* _Exercise goal_: Every line below that mentions the word "email" should be copied out.

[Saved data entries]

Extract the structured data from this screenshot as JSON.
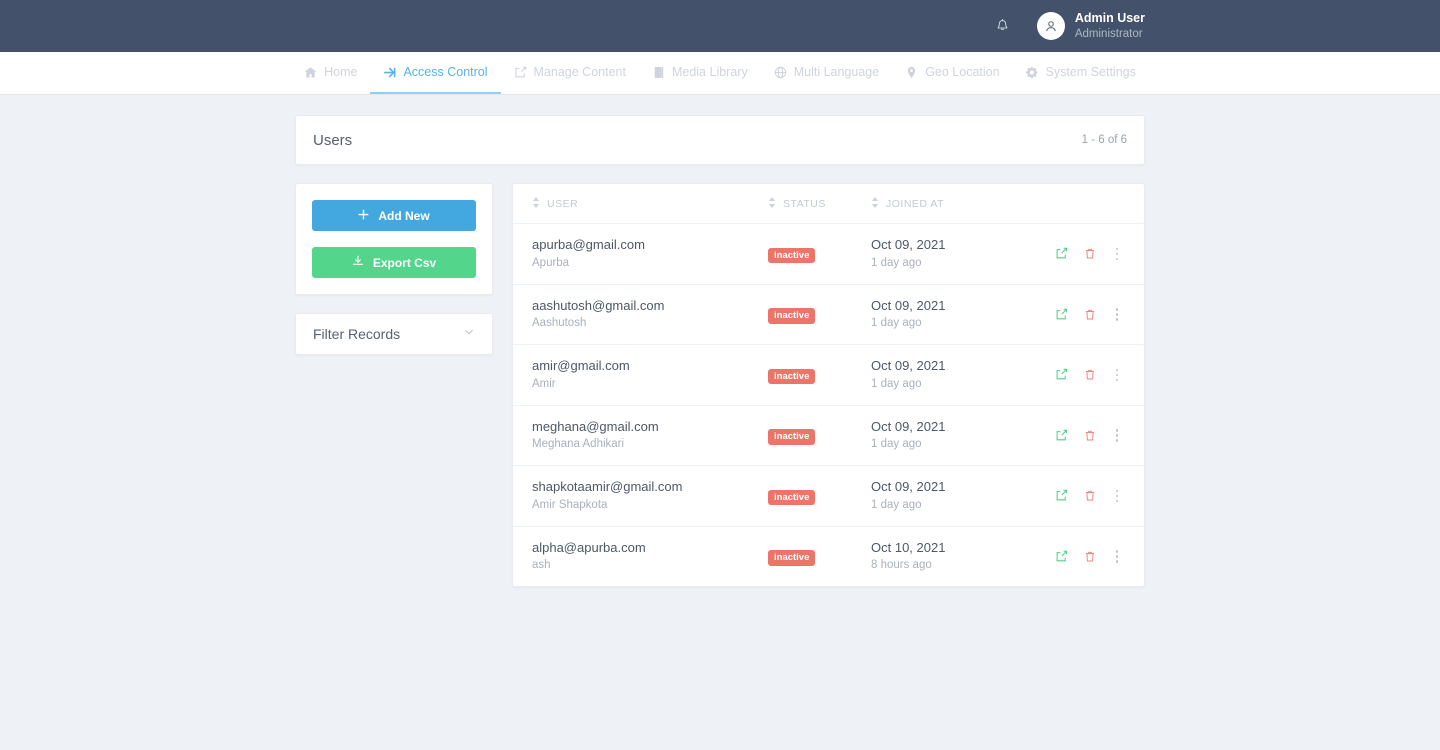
{
  "topbar": {
    "notifications_icon": "bell-icon",
    "avatar_icon": "user-avatar-icon",
    "user_name": "Admin User",
    "user_role": "Administrator",
    "background_color": "#43526a"
  },
  "nav": {
    "active_color": "#58b2e6",
    "items": [
      {
        "label": "Home",
        "icon": "home-icon",
        "active": false
      },
      {
        "label": "Access Control",
        "icon": "sign-in-icon",
        "active": true
      },
      {
        "label": "Manage Content",
        "icon": "edit-square-icon",
        "active": false
      },
      {
        "label": "Media Library",
        "icon": "book-icon",
        "active": false
      },
      {
        "label": "Multi Language",
        "icon": "globe-icon",
        "active": false
      },
      {
        "label": "Geo Location",
        "icon": "map-pin-icon",
        "active": false
      },
      {
        "label": "System Settings",
        "icon": "gear-icon",
        "active": false
      }
    ]
  },
  "header": {
    "title": "Users",
    "count": "1 - 6 of 6"
  },
  "actions": {
    "add_new": {
      "label": "Add New",
      "icon": "plus-icon",
      "color": "#44a8e0"
    },
    "export_csv": {
      "label": "Export Csv",
      "icon": "download-icon",
      "color": "#53d68c"
    }
  },
  "filter": {
    "label": "Filter Records",
    "chevron_icon": "chevron-down-icon"
  },
  "table": {
    "columns": [
      {
        "label": "User",
        "sort_icon": "sort-icon"
      },
      {
        "label": "Status",
        "sort_icon": "sort-icon"
      },
      {
        "label": "Joined At",
        "sort_icon": "sort-icon"
      }
    ],
    "row_actions": {
      "edit_icon": "edit-icon",
      "delete_icon": "trash-icon",
      "more_icon": "more-vertical-icon"
    },
    "badge_color": "#ed7469",
    "rows": [
      {
        "email": "apurba@gmail.com",
        "name": "Apurba",
        "status": "inactive",
        "joined": "Oct 09, 2021",
        "ago": "1 day ago"
      },
      {
        "email": "aashutosh@gmail.com",
        "name": "Aashutosh",
        "status": "inactive",
        "joined": "Oct 09, 2021",
        "ago": "1 day ago"
      },
      {
        "email": "amir@gmail.com",
        "name": "Amir",
        "status": "inactive",
        "joined": "Oct 09, 2021",
        "ago": "1 day ago"
      },
      {
        "email": "meghana@gmail.com",
        "name": "Meghana Adhikari",
        "status": "inactive",
        "joined": "Oct 09, 2021",
        "ago": "1 day ago"
      },
      {
        "email": "shapkotaamir@gmail.com",
        "name": "Amir Shapkota",
        "status": "inactive",
        "joined": "Oct 09, 2021",
        "ago": "1 day ago"
      },
      {
        "email": "alpha@apurba.com",
        "name": "ash",
        "status": "inactive",
        "joined": "Oct 10, 2021",
        "ago": "8 hours ago"
      }
    ]
  }
}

* _Task solution_:
        "email": "apurba@gmail.com",
        "email": "aashutosh@gmail.com",
        "email": "amir@gmail.com",
        "email": "meghana@gmail.com",
        "email": "shapkotaamir@gmail.com",
        "email": "alpha@apurba.com",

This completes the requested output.